Prompt
Find all the lines with "dětem" and gather them.

Listed records

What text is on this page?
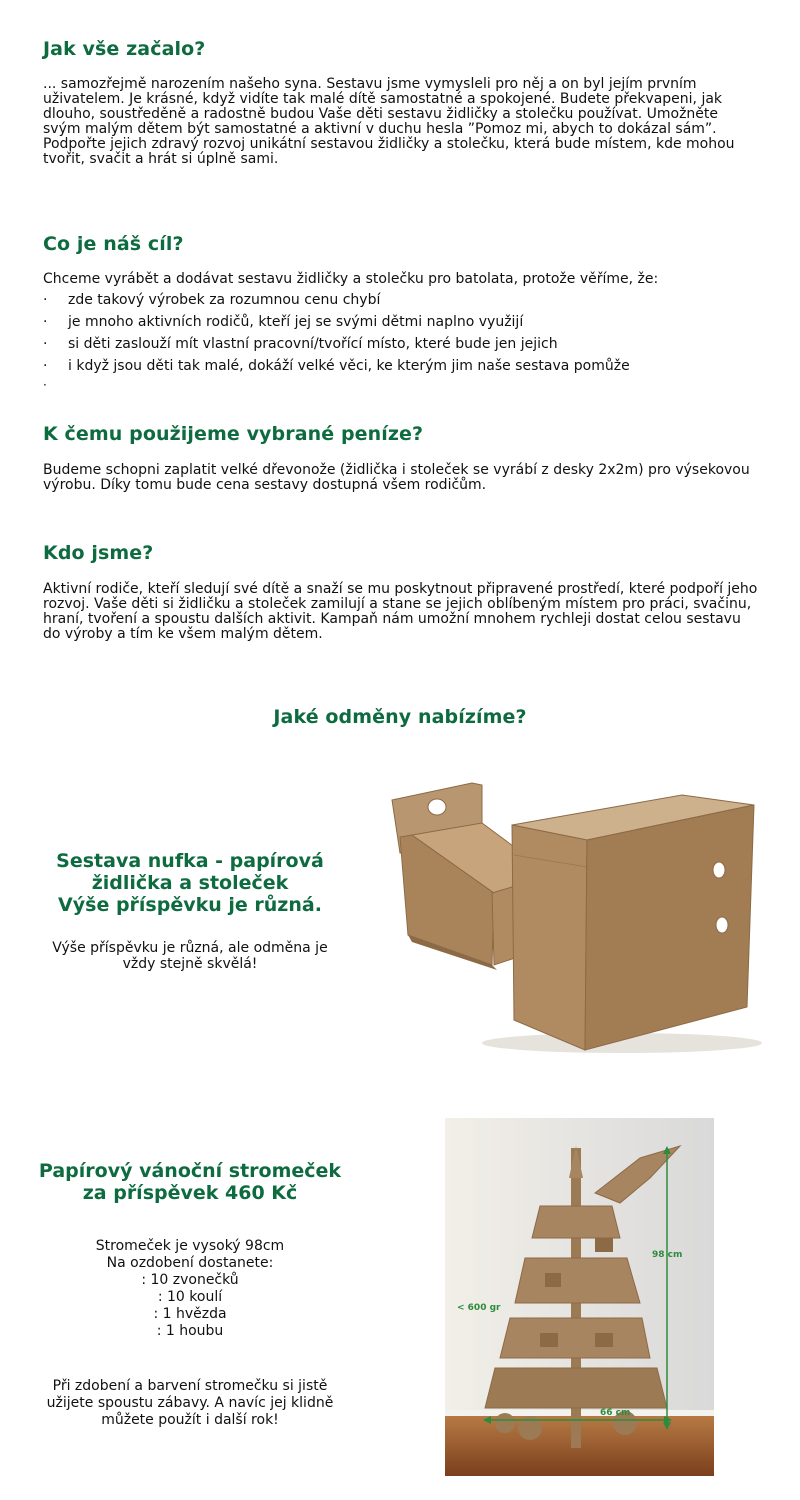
Jak vše začalo?

... samozřejmě narozením našeho syna. Sestavu jsme vymysleli pro něj a on byl jejím prvním uživatelem. Je krásné, když vidíte tak malé dítě samostatné a spokojené. Budete překvapeni, jak dlouho, soustředěně a radostně budou Vaše děti sestavu židličky a stolečku používat. Umožněte svým malým dětem být samostatné a aktivní v duchu hesla ”Pomoz mi, abych to dokázal sám”. Podpořte jejich zdravý rozvoj unikátní sestavou židličky a stolečku, která bude místem, kde mohou tvořit, svačit a hrát si úplně sami.

Co je náš cíl?

Chceme vyrábět a dodávat sestavu židličky a stolečku pro batolata, protože věříme, že:

· zde takový výrobek za rozumnou cenu chybí
· je mnoho aktivních rodičů, kteří jej se svými dětmi naplno využijí
· si děti zaslouží mít vlastní pracovní/tvořící místo, které bude jen jejich
· i když jsou děti tak malé, dokáží velké věci, ke kterým jim naše sestava pomůže
·
K čemu použijeme vybrané peníze?

Budeme schopni zaplatit velké dřevonože (židlička i stoleček se vyrábí z desky 2x2m) pro výsekovou výrobu. Díky tomu bude cena sestavy dostupná všem rodičům.

Kdo jsme?

Aktivní rodiče, kteří sledují své dítě a snaží se mu poskytnout připravené prostředí, které podpoří jeho rozvoj. Vaše děti si židličku a stoleček zamilují a stane se jejich oblíbeným místem pro práci, svačinu, hraní, tvoření a spoustu dalších aktivit. Kampaň nám umožní mnohem rychleji dostat celou sestavu do výroby a tím ke všem malým dětem.

Jaké odměny nabízíme?
Sestava nufka - papírová
židlička a stoleček
Výše příspěvku je různá.

Výše příspěvku je různá, ale odměna je

vždy stejně skvělá!

Papírový vánoční stromeček
za příspěvek 460 Kč

Stromeček je vysoký 98cm

Na ozdobení dostanete:

: 10 zvonečků

: 10 koulí

: 1 hvězda

: 1 houbu

Při zdobení a barvení stromečku si jistě

užijete spoustu zábavy. A navíc jej klidně

můžete použít i další rok!

98 cm
< 600 gr
66 cm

Expected answer
... samozřejmě narozením našeho syna. Sestavu jsme vymysleli pro něj a on byl jejím prvním uživatelem. Je krásné, když vidíte tak malé dítě samostatné a spokojené. Budete překvapeni, jak dlouho, soustředěně a radostně budou Vaše děti sestavu židličky a stolečku používat. Umožněte svým malým dětem být samostatné a aktivní v duchu hesla ”Pomoz mi, abych to dokázal sám”. Podpořte jejich zdravý rozvoj unikátní sestavou židličky a stolečku, která bude místem, kde mohou tvořit, svačit a hrát si úplně sami.
Aktivní rodiče, kteří sledují své dítě a snaží se mu poskytnout připravené prostředí, které podpoří jeho rozvoj. Vaše děti si židličku a stoleček zamilují a stane se jejich oblíbeným místem pro práci, svačinu, hraní, tvoření a spoustu dalších aktivit. Kampaň nám umožní mnohem rychleji dostat celou sestavu do výroby a tím ke všem malým dětem.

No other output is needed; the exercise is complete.